BRIEF
Count every line that holds the string "JSON", and report the number alone.

## Start MATERIAL SUPPLIED

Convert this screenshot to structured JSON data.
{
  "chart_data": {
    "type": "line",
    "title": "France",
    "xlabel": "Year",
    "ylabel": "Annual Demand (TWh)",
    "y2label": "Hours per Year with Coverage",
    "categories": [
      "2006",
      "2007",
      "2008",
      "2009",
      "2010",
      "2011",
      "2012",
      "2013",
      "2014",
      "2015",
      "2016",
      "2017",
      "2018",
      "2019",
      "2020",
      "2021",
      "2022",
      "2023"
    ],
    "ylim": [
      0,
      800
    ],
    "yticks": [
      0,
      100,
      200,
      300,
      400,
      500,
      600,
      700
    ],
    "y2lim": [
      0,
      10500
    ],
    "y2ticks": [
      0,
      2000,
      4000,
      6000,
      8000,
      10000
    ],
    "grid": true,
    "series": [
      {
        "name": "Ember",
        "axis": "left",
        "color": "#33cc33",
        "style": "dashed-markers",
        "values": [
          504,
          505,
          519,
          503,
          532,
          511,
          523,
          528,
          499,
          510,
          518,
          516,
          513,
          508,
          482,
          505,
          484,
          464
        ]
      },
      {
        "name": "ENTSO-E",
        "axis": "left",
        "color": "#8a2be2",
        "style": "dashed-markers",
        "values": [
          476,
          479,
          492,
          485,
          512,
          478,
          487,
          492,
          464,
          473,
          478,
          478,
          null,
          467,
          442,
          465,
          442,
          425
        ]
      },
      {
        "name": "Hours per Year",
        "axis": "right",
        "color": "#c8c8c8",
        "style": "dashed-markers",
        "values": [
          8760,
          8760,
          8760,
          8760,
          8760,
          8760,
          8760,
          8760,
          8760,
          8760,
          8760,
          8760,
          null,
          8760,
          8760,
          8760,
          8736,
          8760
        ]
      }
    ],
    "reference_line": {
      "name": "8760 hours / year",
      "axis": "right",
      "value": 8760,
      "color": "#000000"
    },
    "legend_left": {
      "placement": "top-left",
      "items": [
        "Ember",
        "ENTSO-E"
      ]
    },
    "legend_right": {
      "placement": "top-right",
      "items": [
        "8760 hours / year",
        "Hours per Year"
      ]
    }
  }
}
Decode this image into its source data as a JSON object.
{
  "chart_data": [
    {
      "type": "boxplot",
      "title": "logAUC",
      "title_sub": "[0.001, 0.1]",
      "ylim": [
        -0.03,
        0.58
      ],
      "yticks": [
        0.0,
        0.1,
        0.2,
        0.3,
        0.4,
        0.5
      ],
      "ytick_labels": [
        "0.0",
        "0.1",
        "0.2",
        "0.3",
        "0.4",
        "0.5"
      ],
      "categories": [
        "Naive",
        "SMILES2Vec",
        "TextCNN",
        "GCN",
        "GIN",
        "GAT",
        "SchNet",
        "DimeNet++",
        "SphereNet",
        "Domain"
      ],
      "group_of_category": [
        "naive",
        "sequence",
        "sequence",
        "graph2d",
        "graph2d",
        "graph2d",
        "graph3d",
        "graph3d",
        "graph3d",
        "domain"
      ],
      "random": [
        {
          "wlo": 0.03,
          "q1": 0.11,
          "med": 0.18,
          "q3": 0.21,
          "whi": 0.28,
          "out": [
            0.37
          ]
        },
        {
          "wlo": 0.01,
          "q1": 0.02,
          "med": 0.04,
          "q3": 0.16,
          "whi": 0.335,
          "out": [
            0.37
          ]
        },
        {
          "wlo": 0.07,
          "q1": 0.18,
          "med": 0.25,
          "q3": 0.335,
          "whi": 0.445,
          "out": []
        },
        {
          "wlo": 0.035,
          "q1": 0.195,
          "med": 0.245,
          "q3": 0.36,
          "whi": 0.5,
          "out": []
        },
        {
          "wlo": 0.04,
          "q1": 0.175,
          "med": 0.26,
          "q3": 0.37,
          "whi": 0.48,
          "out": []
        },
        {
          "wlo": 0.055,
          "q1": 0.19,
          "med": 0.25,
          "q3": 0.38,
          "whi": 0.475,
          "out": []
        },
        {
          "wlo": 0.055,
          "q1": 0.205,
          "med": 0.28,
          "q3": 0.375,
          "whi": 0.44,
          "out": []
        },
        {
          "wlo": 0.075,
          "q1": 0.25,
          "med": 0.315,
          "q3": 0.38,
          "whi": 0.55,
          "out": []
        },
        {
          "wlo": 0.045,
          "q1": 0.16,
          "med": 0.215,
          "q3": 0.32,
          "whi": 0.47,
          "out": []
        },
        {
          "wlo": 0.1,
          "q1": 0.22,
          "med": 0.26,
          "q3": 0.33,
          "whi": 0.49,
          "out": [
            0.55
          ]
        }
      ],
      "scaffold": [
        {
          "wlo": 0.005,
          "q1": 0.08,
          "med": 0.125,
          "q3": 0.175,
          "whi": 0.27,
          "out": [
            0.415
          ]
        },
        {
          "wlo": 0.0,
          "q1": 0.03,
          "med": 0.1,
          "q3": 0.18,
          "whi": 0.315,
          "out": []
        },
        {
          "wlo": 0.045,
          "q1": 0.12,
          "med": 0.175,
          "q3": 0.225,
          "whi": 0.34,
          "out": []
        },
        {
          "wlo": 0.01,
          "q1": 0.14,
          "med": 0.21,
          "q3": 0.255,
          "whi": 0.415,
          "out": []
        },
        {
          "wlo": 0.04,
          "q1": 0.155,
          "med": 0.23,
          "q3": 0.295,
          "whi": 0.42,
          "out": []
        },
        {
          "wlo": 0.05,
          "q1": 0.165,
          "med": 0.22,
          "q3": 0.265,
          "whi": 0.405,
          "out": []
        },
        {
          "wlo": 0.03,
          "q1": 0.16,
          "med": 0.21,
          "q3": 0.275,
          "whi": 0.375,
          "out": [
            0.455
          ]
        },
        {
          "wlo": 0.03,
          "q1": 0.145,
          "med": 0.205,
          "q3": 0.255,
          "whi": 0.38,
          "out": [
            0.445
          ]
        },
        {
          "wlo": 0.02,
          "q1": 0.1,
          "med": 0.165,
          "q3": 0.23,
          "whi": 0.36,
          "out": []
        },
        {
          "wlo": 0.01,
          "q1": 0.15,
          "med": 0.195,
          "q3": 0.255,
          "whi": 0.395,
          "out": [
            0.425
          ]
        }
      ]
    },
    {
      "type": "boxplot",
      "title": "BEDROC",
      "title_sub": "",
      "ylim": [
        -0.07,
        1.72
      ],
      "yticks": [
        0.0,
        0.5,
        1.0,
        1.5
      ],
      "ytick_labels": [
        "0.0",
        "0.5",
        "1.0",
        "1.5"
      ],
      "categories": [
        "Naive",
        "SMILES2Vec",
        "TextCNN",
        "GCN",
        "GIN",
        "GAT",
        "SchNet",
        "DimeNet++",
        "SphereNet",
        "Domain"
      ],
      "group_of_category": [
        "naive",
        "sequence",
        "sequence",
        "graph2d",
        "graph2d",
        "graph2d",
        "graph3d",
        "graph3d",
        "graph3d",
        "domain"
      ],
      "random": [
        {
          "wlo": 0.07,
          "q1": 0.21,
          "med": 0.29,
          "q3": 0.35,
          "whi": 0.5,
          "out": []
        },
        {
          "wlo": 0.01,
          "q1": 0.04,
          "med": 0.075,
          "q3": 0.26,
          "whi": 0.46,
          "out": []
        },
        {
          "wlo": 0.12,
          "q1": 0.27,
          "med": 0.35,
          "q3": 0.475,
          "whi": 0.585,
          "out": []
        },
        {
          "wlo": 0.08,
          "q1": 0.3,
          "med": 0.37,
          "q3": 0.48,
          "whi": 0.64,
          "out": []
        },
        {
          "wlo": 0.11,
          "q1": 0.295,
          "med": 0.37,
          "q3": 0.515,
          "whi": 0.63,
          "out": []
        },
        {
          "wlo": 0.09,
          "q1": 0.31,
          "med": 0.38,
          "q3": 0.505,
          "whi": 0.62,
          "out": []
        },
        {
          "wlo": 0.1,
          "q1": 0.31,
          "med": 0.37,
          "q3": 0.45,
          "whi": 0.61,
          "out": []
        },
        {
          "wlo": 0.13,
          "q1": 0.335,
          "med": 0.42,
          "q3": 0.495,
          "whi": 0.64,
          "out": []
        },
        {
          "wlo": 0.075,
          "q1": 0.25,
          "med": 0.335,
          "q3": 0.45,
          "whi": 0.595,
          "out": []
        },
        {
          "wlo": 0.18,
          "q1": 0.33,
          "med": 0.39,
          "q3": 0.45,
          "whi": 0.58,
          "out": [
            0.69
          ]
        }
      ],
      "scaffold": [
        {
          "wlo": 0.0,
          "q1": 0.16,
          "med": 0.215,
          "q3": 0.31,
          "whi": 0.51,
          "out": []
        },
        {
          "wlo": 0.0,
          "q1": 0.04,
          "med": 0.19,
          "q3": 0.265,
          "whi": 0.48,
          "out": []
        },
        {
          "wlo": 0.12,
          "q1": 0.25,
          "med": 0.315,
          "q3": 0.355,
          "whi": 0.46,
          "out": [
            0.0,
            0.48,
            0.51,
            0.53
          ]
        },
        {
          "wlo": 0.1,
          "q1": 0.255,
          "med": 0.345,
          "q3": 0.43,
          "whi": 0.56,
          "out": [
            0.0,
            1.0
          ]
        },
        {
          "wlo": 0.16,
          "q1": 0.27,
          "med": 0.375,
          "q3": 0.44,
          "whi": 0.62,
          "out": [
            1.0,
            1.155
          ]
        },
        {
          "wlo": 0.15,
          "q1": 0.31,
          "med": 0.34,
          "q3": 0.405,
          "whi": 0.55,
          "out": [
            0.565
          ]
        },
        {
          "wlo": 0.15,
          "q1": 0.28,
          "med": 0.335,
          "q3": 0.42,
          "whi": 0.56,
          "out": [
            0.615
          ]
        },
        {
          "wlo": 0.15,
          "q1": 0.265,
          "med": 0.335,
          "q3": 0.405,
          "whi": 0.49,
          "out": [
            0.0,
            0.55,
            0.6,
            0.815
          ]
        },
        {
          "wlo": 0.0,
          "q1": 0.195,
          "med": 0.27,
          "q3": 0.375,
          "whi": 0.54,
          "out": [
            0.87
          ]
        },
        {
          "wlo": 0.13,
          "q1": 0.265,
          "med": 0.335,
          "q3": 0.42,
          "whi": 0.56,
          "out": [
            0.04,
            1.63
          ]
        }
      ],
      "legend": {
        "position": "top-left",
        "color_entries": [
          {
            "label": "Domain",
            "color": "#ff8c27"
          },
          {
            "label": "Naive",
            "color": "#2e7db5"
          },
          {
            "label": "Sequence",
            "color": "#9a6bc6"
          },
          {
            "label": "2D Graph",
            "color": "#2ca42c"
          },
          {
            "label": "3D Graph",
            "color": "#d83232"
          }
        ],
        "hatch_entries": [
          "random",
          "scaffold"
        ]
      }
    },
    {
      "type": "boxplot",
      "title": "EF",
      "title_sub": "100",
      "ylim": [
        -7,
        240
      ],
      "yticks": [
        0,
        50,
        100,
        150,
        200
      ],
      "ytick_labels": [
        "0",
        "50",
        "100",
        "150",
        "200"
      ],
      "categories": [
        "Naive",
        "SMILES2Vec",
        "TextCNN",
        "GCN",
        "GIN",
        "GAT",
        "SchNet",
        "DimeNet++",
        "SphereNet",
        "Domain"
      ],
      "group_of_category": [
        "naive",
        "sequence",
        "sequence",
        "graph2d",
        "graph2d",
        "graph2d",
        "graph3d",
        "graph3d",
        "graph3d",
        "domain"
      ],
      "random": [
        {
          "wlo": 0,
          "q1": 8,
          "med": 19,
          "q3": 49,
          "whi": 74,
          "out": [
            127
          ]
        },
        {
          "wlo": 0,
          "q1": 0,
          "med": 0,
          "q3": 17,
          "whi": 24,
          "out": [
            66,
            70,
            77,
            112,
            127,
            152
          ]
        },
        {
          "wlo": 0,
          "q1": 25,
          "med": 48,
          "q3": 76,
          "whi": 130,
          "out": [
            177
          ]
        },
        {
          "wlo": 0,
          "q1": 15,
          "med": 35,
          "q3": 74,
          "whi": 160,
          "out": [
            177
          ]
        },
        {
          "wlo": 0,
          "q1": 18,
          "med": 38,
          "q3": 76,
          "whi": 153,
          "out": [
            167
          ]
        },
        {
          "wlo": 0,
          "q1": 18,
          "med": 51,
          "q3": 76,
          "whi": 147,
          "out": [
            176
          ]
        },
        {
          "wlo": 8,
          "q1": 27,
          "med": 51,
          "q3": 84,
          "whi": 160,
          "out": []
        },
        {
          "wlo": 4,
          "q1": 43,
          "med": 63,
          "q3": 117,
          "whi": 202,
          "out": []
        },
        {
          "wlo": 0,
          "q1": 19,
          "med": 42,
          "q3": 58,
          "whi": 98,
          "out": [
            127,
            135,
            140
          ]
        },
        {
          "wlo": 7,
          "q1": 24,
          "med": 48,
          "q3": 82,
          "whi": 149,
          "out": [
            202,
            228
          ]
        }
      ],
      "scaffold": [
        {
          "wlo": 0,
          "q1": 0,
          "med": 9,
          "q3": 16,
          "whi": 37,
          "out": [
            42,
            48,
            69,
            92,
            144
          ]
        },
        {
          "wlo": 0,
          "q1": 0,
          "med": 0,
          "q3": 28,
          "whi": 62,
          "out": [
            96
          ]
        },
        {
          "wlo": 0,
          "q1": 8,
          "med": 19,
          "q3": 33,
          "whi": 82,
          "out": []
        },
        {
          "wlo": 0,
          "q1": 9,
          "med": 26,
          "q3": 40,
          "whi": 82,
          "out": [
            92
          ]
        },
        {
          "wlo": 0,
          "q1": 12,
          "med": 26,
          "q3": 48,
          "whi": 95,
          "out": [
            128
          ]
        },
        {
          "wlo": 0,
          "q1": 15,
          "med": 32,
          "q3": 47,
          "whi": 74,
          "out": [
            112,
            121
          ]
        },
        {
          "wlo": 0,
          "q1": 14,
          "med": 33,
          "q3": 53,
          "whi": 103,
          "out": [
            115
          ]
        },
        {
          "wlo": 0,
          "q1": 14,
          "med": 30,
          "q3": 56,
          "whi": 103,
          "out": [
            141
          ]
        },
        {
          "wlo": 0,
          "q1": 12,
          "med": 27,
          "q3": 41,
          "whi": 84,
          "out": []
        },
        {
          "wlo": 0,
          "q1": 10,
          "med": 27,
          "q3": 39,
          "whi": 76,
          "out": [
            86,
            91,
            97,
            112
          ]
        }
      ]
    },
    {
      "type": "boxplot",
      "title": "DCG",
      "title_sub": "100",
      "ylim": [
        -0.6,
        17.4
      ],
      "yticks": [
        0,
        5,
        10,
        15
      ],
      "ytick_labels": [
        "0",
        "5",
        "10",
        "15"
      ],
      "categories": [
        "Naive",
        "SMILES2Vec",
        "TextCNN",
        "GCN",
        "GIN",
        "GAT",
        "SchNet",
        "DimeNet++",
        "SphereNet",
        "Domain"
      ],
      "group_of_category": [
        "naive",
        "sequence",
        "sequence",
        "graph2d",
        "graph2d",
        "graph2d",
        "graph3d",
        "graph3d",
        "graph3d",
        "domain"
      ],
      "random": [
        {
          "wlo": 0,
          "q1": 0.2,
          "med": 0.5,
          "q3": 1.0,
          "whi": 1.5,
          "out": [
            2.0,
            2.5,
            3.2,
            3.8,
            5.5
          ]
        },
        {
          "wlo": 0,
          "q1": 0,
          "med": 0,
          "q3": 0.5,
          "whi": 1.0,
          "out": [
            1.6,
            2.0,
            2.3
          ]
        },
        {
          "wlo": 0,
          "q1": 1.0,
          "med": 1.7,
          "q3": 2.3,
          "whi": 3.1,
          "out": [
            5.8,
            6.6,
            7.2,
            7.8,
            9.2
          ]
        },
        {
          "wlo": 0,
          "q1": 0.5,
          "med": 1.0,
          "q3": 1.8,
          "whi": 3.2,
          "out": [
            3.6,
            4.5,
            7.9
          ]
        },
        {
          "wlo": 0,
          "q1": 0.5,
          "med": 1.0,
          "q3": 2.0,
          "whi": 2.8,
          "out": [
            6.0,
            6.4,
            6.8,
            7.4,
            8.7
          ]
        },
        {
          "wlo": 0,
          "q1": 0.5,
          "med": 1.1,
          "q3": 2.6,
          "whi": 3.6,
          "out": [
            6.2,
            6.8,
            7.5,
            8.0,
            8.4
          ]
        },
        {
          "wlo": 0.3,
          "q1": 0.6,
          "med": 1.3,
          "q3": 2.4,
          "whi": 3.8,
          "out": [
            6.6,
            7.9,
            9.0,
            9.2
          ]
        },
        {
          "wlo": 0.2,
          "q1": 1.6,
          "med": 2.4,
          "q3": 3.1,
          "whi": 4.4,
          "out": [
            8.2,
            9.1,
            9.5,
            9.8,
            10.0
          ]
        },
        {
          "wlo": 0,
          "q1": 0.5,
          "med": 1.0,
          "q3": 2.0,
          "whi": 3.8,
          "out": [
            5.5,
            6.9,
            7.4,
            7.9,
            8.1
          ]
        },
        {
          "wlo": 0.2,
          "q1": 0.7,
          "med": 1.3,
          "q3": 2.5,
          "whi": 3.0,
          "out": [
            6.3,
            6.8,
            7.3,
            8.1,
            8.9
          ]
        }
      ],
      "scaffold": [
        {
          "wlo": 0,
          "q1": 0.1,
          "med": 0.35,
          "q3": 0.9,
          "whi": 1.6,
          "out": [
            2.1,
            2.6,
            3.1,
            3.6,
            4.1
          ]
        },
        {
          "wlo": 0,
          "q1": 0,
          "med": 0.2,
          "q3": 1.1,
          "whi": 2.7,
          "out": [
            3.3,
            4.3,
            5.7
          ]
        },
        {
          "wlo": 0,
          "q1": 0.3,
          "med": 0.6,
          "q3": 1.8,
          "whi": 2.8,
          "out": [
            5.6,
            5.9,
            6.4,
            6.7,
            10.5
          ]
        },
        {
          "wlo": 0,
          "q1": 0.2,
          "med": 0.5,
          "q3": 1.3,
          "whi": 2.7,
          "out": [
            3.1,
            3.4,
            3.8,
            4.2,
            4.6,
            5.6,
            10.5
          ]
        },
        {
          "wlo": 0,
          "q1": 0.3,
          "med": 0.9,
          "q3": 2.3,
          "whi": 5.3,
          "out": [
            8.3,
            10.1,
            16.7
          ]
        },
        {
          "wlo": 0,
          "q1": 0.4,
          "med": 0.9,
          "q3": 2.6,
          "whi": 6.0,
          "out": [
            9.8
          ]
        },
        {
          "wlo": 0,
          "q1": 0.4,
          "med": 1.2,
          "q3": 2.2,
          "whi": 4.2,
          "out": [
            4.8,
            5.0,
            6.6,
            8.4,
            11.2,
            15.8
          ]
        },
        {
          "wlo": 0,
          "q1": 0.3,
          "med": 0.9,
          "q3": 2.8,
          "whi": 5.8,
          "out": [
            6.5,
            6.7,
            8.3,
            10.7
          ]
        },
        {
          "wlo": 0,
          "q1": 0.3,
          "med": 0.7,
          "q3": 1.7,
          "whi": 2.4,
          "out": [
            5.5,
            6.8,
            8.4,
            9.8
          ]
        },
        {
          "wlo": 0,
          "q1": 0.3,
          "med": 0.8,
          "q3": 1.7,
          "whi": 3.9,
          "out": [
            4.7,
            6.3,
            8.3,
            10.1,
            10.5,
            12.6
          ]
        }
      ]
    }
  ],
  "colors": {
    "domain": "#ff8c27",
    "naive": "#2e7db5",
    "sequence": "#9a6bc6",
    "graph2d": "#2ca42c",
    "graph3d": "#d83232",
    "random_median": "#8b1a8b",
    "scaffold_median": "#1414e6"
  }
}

## End MATERIAL SUPPLIED

TASK OUTPUT
2